Copy the data precisely, keeping every character.

— Begin SUPPLIED RECORDS —

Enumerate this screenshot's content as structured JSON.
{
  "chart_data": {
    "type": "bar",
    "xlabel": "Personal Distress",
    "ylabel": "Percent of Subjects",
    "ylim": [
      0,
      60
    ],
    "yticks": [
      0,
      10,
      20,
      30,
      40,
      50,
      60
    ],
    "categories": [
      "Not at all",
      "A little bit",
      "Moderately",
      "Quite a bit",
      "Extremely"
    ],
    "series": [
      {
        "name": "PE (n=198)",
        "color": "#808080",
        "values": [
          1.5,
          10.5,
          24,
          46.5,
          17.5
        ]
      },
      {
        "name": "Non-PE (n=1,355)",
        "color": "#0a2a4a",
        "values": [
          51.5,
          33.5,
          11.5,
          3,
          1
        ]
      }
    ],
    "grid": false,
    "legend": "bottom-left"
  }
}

— End SUPPLIED RECORDS —

COMPLETE OUTPUT:
Enumerate this screenshot's content as structured JSON.
{
  "chart_data": {
    "type": "bar",
    "xlabel": "Personal Distress",
    "ylabel": "Percent of Subjects",
    "ylim": [
      0,
      60
    ],
    "yticks": [
      0,
      10,
      20,
      30,
      40,
      50,
      60
    ],
    "categories": [
      "Not at all",
      "A little bit",
      "Moderately",
      "Quite a bit",
      "Extremely"
    ],
    "series": [
      {
        "name": "PE (n=198)",
        "color": "#808080",
        "values": [
          1.5,
          10.5,
          24,
          46.5,
          17.5
        ]
      },
      {
        "name": "Non-PE (n=1,355)",
        "color": "#0a2a4a",
        "values": [
          51.5,
          33.5,
          11.5,
          3,
          1
        ]
      }
    ],
    "grid": false,
    "legend": "bottom-left"
  }
}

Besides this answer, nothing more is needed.